Requirement:
Report every line from the material that contains the word "wird".
** Start of Stored rows **
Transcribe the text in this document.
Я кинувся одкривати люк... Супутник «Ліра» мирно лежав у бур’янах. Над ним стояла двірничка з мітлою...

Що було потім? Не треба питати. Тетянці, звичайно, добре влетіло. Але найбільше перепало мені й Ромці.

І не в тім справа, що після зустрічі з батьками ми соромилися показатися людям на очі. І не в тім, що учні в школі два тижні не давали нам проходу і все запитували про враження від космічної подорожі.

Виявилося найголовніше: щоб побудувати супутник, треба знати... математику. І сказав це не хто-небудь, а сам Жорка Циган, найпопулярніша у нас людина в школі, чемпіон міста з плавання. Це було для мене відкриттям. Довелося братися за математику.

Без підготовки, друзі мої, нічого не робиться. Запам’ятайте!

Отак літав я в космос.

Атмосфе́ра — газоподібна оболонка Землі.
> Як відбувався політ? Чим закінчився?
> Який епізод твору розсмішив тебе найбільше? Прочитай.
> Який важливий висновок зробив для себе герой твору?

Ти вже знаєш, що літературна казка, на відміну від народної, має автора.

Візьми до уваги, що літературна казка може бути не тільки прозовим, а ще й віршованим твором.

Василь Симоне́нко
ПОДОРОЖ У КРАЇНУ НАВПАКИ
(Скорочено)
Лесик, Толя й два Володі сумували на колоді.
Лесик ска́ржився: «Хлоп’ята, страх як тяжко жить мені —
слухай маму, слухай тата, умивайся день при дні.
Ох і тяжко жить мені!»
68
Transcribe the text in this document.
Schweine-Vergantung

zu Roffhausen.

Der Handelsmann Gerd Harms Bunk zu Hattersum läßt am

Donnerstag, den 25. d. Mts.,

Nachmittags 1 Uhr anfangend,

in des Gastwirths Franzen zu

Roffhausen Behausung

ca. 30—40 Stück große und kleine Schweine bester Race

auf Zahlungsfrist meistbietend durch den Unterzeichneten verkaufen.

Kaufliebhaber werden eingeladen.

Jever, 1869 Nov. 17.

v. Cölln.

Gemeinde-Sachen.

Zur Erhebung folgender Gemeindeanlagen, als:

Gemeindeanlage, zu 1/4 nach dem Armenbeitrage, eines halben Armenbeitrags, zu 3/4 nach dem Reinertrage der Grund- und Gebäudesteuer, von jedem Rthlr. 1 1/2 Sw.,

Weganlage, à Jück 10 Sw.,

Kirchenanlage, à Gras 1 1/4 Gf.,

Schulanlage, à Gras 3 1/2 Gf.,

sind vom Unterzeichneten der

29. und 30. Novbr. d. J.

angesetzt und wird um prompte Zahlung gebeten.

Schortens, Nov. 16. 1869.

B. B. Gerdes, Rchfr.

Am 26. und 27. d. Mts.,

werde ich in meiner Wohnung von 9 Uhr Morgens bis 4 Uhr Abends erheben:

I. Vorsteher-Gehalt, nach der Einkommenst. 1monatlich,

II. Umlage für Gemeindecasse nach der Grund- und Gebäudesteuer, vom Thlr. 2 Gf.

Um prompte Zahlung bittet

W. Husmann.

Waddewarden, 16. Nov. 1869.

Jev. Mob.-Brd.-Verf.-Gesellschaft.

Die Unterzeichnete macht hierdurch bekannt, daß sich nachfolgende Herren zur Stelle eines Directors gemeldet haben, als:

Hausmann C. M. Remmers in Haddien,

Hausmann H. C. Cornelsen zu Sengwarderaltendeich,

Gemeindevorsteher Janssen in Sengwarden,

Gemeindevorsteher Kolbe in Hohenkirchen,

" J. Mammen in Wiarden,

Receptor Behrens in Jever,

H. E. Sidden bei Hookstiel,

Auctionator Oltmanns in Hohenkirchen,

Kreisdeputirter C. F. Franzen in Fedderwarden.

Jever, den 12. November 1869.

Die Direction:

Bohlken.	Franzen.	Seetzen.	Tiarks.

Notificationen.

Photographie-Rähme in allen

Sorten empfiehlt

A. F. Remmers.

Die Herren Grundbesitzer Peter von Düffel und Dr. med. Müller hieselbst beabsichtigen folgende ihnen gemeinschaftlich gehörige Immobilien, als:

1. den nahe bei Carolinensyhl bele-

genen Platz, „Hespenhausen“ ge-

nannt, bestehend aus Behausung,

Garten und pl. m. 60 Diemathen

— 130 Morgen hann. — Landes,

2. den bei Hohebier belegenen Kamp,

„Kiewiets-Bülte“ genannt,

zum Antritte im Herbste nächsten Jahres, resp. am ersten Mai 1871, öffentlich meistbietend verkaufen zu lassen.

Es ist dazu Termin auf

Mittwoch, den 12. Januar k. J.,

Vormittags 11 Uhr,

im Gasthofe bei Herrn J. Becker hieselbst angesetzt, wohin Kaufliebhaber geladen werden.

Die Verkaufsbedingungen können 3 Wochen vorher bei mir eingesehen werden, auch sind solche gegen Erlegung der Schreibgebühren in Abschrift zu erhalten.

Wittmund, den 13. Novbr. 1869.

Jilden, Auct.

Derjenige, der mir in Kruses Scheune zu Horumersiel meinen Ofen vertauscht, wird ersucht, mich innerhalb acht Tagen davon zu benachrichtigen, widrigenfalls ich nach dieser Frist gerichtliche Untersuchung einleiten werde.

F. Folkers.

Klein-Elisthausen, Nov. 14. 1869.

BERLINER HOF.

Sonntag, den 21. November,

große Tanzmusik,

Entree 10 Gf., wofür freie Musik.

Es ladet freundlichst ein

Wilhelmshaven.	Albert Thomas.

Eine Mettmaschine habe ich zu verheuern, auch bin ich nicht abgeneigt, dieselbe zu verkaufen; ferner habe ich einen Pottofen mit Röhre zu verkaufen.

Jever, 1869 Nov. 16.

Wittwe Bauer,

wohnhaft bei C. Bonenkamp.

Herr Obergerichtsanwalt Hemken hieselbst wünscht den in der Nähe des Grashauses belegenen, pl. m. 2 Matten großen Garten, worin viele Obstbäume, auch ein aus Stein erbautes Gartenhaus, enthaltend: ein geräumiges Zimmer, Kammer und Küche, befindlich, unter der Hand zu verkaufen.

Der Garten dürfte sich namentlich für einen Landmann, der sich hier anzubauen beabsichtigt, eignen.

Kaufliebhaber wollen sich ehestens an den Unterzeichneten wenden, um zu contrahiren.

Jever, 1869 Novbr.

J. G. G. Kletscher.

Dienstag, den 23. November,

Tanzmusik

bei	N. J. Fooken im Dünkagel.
** End of Stored rows **
Worked solution:
angesetzt und wird um prompte Zahlung gebeten.
Derjenige, der mir in Kruses Scheune zu Horumersiel meinen Ofen vertauscht, wird ersucht, mich innerhalb acht Tagen davon zu benachrichtigen, widrigenfalls ich nach dieser Frist gerichtliche Untersuchung einleiten werde.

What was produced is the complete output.